• [What is needed]:
The records that follow must be reproduced in full, exactly as written.

— begin Entries supplied —

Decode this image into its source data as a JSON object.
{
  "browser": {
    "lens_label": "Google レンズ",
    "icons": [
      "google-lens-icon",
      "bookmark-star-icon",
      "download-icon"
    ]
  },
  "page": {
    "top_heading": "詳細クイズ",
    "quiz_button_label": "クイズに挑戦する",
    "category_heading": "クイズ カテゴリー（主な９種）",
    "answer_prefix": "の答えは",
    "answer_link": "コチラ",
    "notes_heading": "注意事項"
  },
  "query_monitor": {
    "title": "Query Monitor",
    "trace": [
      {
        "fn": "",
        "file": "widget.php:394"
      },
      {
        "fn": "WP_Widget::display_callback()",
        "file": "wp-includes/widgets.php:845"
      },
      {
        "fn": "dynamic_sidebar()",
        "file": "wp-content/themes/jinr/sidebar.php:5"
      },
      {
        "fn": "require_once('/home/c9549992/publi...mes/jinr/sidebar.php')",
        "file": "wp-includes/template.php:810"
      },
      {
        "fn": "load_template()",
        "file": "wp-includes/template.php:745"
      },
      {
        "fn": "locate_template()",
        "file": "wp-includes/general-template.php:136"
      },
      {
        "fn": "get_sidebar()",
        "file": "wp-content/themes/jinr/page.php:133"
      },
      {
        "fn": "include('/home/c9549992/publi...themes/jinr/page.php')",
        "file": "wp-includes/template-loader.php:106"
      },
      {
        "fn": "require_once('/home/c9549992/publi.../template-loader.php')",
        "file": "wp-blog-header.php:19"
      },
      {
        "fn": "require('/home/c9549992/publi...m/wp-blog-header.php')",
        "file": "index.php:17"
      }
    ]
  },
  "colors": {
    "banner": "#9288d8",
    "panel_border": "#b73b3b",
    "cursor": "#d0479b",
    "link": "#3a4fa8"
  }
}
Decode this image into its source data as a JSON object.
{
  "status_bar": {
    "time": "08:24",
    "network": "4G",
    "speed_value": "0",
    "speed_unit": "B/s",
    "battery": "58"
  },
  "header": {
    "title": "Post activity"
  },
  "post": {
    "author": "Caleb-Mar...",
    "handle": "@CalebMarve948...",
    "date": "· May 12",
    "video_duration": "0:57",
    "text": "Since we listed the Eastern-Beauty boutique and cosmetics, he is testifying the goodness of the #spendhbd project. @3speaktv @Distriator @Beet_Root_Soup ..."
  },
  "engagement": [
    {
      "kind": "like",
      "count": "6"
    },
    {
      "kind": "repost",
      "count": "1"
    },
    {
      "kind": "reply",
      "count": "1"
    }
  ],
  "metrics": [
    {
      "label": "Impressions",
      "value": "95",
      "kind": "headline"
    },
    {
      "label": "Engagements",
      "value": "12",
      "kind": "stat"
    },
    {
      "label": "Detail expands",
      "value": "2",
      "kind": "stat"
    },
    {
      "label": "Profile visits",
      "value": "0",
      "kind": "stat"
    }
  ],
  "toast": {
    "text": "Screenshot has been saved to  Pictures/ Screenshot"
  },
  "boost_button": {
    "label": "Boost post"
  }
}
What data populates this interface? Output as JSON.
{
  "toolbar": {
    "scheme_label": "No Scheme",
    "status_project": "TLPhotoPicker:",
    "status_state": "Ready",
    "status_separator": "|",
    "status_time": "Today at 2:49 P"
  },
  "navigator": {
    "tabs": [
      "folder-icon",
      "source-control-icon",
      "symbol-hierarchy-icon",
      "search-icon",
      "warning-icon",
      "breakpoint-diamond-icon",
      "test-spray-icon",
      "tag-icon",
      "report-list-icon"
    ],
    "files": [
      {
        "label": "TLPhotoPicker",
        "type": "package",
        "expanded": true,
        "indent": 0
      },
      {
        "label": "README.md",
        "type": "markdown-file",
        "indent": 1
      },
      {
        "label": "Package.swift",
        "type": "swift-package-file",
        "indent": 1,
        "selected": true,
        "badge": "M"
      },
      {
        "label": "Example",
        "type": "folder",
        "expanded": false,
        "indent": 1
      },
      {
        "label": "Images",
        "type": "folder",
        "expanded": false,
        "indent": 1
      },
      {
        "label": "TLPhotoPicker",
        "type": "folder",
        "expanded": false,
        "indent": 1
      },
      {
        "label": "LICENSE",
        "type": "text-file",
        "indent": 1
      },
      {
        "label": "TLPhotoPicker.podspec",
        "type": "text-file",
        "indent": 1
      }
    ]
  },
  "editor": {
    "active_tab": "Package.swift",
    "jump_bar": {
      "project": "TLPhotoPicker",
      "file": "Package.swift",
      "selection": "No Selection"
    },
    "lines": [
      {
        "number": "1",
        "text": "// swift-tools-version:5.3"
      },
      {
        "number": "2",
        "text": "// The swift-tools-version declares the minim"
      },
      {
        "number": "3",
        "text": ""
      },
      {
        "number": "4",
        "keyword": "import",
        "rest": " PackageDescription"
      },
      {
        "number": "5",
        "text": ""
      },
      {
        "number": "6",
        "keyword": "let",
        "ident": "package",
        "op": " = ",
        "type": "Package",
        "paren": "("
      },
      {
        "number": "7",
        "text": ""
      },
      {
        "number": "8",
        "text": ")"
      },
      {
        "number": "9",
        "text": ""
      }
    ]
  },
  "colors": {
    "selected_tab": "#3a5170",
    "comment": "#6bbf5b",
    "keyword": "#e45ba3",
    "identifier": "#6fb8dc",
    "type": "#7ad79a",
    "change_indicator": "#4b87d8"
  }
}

— end Entries supplied —

• [Solution for this problem]:
Decode this image into its source data as a JSON object.
{
  "browser": {
    "lens_label": "Google レンズ",
    "icons": [
      "google-lens-icon",
      "bookmark-star-icon",
      "download-icon"
    ]
  },
  "page": {
    "top_heading": "詳細クイズ",
    "quiz_button_label": "クイズに挑戦する",
    "category_heading": "クイズ カテゴリー（主な９種）",
    "answer_prefix": "の答えは",
    "answer_link": "コチラ",
    "notes_heading": "注意事項"
  },
  "query_monitor": {
    "title": "Query Monitor",
    "trace": [
      {
        "fn": "",
        "file": "widget.php:394"
      },
      {
        "fn": "WP_Widget::display_callback()",
        "file": "wp-includes/widgets.php:845"
      },
      {
        "fn": "dynamic_sidebar()",
        "file": "wp-content/themes/jinr/sidebar.php:5"
      },
      {
        "fn": "require_once('/home/c9549992/publi...mes/jinr/sidebar.php')",
        "file": "wp-includes/template.php:810"
      },
      {
        "fn": "load_template()",
        "file": "wp-includes/template.php:745"
      },
      {
        "fn": "locate_template()",
        "file": "wp-includes/general-template.php:136"
      },
      {
        "fn": "get_sidebar()",
        "file": "wp-content/themes/jinr/page.php:133"
      },
      {
        "fn": "include('/home/c9549992/publi...themes/jinr/page.php')",
        "file": "wp-includes/template-loader.php:106"
      },
      {
        "fn": "require_once('/home/c9549992/publi.../template-loader.php')",
        "file": "wp-blog-header.php:19"
      },
      {
        "fn": "require('/home/c9549992/publi...m/wp-blog-header.php')",
        "file": "index.php:17"
      }
    ]
  },
  "colors": {
    "banner": "#9288d8",
    "panel_border": "#b73b3b",
    "cursor": "#d0479b",
    "link": "#3a4fa8"
  }
}
Decode this image into its source data as a JSON object.
{
  "status_bar": {
    "time": "08:24",
    "network": "4G",
    "speed_value": "0",
    "speed_unit": "B/s",
    "battery": "58"
  },
  "header": {
    "title": "Post activity"
  },
  "post": {
    "author": "Caleb-Mar...",
    "handle": "@CalebMarve948...",
    "date": "· May 12",
    "video_duration": "0:57",
    "text": "Since we listed the Eastern-Beauty boutique and cosmetics, he is testifying the goodness of the #spendhbd project. @3speaktv @Distriator @Beet_Root_Soup ..."
  },
  "engagement": [
    {
      "kind": "like",
      "count": "6"
    },
    {
      "kind": "repost",
      "count": "1"
    },
    {
      "kind": "reply",
      "count": "1"
    }
  ],
  "metrics": [
    {
      "label": "Impressions",
      "value": "95",
      "kind": "headline"
    },
    {
      "label": "Engagements",
      "value": "12",
      "kind": "stat"
    },
    {
      "label": "Detail expands",
      "value": "2",
      "kind": "stat"
    },
    {
      "label": "Profile visits",
      "value": "0",
      "kind": "stat"
    }
  ],
  "toast": {
    "text": "Screenshot has been saved to  Pictures/ Screenshot"
  },
  "boost_button": {
    "label": "Boost post"
  }
}
What data populates this interface? Output as JSON.
{
  "toolbar": {
    "scheme_label": "No Scheme",
    "status_project": "TLPhotoPicker:",
    "status_state": "Ready",
    "status_separator": "|",
    "status_time": "Today at 2:49 P"
  },
  "navigator": {
    "tabs": [
      "folder-icon",
      "source-control-icon",
      "symbol-hierarchy-icon",
      "search-icon",
      "warning-icon",
      "breakpoint-diamond-icon",
      "test-spray-icon",
      "tag-icon",
      "report-list-icon"
    ],
    "files": [
      {
        "label": "TLPhotoPicker",
        "type": "package",
        "expanded": true,
        "indent": 0
      },
      {
        "label": "README.md",
        "type": "markdown-file",
        "indent": 1
      },
      {
        "label": "Package.swift",
        "type": "swift-package-file",
        "indent": 1,
        "selected": true,
        "badge": "M"
      },
      {
        "label": "Example",
        "type": "folder",
        "expanded": false,
        "indent": 1
      },
      {
        "label": "Images",
        "type": "folder",
        "expanded": false,
        "indent": 1
      },
      {
        "label": "TLPhotoPicker",
        "type": "folder",
        "expanded": false,
        "indent": 1
      },
      {
        "label": "LICENSE",
        "type": "text-file",
        "indent": 1
      },
      {
        "label": "TLPhotoPicker.podspec",
        "type": "text-file",
        "indent": 1
      }
    ]
  },
  "editor": {
    "active_tab": "Package.swift",
    "jump_bar": {
      "project": "TLPhotoPicker",
      "file": "Package.swift",
      "selection": "No Selection"
    },
    "lines": [
      {
        "number": "1",
        "text": "// swift-tools-version:5.3"
      },
      {
        "number": "2",
        "text": "// The swift-tools-version declares the minim"
      },
      {
        "number": "3",
        "text": ""
      },
      {
        "number": "4",
        "keyword": "import",
        "rest": " PackageDescription"
      },
      {
        "number": "5",
        "text": ""
      },
      {
        "number": "6",
        "keyword": "let",
        "ident": "package",
        "op": " = ",
        "type": "Package",
        "paren": "("
      },
      {
        "number": "7",
        "text": ""
      },
      {
        "number": "8",
        "text": ")"
      },
      {
        "number": "9",
        "text": ""
      }
    ]
  },
  "colors": {
    "selected_tab": "#3a5170",
    "comment": "#6bbf5b",
    "keyword": "#e45ba3",
    "identifier": "#6fb8dc",
    "type": "#7ad79a",
    "change_indicator": "#4b87d8"
  }
}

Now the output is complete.